───── GIVEN DATA ─────

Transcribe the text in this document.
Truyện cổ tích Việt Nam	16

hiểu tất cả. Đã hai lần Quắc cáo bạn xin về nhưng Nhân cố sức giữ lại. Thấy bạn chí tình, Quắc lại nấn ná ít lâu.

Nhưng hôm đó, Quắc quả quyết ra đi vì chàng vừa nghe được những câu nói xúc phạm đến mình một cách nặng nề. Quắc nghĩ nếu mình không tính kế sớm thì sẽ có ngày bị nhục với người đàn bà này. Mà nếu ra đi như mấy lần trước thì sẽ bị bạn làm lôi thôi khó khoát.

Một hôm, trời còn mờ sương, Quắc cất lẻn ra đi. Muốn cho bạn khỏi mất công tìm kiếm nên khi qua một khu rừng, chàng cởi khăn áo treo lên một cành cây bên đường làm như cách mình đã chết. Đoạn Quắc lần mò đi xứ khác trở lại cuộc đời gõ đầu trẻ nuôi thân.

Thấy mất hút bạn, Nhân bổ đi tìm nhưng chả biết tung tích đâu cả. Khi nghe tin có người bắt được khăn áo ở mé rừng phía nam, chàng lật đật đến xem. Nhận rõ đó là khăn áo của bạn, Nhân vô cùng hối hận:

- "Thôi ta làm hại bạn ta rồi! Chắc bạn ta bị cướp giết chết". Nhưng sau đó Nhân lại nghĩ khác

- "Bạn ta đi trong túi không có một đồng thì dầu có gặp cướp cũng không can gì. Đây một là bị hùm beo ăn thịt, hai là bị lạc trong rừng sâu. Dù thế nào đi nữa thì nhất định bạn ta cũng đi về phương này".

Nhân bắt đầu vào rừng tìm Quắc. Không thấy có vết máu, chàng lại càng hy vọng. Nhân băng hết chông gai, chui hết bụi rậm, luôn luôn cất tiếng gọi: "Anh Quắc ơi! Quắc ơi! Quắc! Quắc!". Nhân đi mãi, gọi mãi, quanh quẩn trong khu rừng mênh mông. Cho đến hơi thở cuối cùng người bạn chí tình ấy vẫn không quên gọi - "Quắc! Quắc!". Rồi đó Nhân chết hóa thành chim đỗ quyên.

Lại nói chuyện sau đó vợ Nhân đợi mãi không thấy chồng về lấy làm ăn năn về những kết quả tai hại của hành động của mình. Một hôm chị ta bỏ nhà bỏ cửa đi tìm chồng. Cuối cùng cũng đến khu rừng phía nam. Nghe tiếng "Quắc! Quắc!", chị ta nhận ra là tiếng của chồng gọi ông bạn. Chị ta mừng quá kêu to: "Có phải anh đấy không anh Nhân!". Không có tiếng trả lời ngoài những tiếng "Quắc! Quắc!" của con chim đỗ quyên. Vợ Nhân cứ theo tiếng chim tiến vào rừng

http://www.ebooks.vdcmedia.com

─────

# BRIEF
Without leaving anything out, quote all the data.

# TASK ANSWER
Transcribe the text in this document.
Truyện cổ tích Việt Nam	16

hiểu tất cả. Đã hai lần Quắc cáo bạn xin về nhưng Nhân cố sức giữ lại. Thấy bạn chí tình, Quắc lại nấn ná ít lâu.

Nhưng hôm đó, Quắc quả quyết ra đi vì chàng vừa nghe được những câu nói xúc phạm đến mình một cách nặng nề. Quắc nghĩ nếu mình không tính kế sớm thì sẽ có ngày bị nhục với người đàn bà này. Mà nếu ra đi như mấy lần trước thì sẽ bị bạn làm lôi thôi khó khoát.

Một hôm, trời còn mờ sương, Quắc cất lẻn ra đi. Muốn cho bạn khỏi mất công tìm kiếm nên khi qua một khu rừng, chàng cởi khăn áo treo lên một cành cây bên đường làm như cách mình đã chết. Đoạn Quắc lần mò đi xứ khác trở lại cuộc đời gõ đầu trẻ nuôi thân.

Thấy mất hút bạn, Nhân bổ đi tìm nhưng chả biết tung tích đâu cả. Khi nghe tin có người bắt được khăn áo ở mé rừng phía nam, chàng lật đật đến xem. Nhận rõ đó là khăn áo của bạn, Nhân vô cùng hối hận:

- "Thôi ta làm hại bạn ta rồi! Chắc bạn ta bị cướp giết chết". Nhưng sau đó Nhân lại nghĩ khác

- "Bạn ta đi trong túi không có một đồng thì dầu có gặp cướp cũng không can gì. Đây một là bị hùm beo ăn thịt, hai là bị lạc trong rừng sâu. Dù thế nào đi nữa thì nhất định bạn ta cũng đi về phương này".

Nhân bắt đầu vào rừng tìm Quắc. Không thấy có vết máu, chàng lại càng hy vọng. Nhân băng hết chông gai, chui hết bụi rậm, luôn luôn cất tiếng gọi: "Anh Quắc ơi! Quắc ơi! Quắc! Quắc!". Nhân đi mãi, gọi mãi, quanh quẩn trong khu rừng mênh mông. Cho đến hơi thở cuối cùng người bạn chí tình ấy vẫn không quên gọi - "Quắc! Quắc!". Rồi đó Nhân chết hóa thành chim đỗ quyên.

Lại nói chuyện sau đó vợ Nhân đợi mãi không thấy chồng về lấy làm ăn năn về những kết quả tai hại của hành động của mình. Một hôm chị ta bỏ nhà bỏ cửa đi tìm chồng. Cuối cùng cũng đến khu rừng phía nam. Nghe tiếng "Quắc! Quắc!", chị ta nhận ra là tiếng của chồng gọi ông bạn. Chị ta mừng quá kêu to: "Có phải anh đấy không anh Nhân!". Không có tiếng trả lời ngoài những tiếng "Quắc! Quắc!" của con chim đỗ quyên. Vợ Nhân cứ theo tiếng chim tiến vào rừng

http://www.ebooks.vdcmedia.com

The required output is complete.